= Exercise instructions =
Using the data below, copy every line that contains the word "Мудрого".

** start of Supplied material **

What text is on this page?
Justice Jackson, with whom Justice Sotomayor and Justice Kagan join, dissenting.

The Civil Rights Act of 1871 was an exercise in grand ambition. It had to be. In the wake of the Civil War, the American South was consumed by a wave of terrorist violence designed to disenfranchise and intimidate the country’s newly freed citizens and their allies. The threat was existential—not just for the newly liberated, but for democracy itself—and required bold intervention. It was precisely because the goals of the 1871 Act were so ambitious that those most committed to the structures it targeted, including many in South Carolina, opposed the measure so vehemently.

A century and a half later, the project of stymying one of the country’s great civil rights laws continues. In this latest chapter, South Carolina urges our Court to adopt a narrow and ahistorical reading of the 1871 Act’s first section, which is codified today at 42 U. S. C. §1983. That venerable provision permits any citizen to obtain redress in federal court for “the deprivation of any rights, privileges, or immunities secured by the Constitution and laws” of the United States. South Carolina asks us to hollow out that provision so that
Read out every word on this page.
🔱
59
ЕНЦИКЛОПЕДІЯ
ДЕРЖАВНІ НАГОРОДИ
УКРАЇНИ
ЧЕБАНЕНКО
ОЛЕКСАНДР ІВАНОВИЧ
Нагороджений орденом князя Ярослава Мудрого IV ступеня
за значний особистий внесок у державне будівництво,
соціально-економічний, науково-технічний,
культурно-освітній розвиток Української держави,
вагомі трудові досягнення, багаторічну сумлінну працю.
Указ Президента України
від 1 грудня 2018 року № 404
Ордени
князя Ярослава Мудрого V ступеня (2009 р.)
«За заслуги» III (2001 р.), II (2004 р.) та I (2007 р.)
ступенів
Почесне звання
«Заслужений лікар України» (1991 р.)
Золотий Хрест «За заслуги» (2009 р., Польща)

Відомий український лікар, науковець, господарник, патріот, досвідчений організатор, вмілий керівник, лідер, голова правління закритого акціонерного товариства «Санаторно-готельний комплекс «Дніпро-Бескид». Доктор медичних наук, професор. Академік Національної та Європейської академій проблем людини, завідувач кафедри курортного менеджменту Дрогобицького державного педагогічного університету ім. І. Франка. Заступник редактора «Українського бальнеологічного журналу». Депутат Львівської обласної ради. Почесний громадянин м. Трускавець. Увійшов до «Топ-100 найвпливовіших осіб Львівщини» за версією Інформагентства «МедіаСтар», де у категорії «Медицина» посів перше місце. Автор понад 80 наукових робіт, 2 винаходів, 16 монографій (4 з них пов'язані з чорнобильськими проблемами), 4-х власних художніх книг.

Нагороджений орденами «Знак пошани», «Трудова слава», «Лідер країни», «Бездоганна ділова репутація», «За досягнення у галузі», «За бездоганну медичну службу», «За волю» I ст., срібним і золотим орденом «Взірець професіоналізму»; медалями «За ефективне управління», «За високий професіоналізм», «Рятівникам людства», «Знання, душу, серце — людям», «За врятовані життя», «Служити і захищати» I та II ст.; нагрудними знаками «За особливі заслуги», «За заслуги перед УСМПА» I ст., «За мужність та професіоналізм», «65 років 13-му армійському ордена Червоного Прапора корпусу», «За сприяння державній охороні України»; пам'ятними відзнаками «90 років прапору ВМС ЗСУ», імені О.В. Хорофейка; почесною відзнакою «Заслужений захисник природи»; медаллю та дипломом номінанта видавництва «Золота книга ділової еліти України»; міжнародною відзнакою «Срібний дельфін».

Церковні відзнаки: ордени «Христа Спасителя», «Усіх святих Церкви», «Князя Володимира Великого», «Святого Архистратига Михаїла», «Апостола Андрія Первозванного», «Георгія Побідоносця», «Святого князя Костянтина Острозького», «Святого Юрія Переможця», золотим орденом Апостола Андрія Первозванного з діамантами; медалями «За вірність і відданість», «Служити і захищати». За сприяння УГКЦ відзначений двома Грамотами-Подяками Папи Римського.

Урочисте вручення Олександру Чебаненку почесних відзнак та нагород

** end of Supplied material **

= Output of the exercise =
Нагороджений орденом князя Ярослава Мудрого IV ступеня
князя Ярослава Мудрого V ступеня (2009 р.)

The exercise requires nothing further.